#### Task objective:
Search the data for the string "FrontEnd" and gather each line it is in.

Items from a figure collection
** Begin **
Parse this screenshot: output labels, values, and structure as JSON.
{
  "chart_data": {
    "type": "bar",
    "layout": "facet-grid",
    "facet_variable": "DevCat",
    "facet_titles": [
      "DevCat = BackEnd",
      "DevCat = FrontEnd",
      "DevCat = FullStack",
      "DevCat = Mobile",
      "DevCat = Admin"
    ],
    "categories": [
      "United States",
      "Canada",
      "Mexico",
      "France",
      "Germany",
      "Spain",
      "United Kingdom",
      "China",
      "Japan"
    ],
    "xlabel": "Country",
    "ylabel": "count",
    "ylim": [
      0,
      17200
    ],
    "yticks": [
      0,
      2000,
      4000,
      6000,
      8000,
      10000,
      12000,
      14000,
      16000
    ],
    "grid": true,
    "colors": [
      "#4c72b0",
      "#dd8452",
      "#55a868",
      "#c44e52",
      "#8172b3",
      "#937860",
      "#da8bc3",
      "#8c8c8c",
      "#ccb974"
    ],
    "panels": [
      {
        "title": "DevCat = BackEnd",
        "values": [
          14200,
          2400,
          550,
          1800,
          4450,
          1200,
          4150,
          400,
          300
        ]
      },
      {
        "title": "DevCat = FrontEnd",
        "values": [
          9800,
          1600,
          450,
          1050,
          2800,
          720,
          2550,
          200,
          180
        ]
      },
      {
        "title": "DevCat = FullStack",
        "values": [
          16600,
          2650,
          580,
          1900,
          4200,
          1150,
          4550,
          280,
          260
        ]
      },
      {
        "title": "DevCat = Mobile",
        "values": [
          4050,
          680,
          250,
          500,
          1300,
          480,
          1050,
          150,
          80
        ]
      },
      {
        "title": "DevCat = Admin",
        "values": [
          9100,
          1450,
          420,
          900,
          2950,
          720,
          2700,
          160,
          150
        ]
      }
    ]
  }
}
** End **
#### Answer for the task:
      "DevCat = FrontEnd",
        "title": "DevCat = FrontEnd",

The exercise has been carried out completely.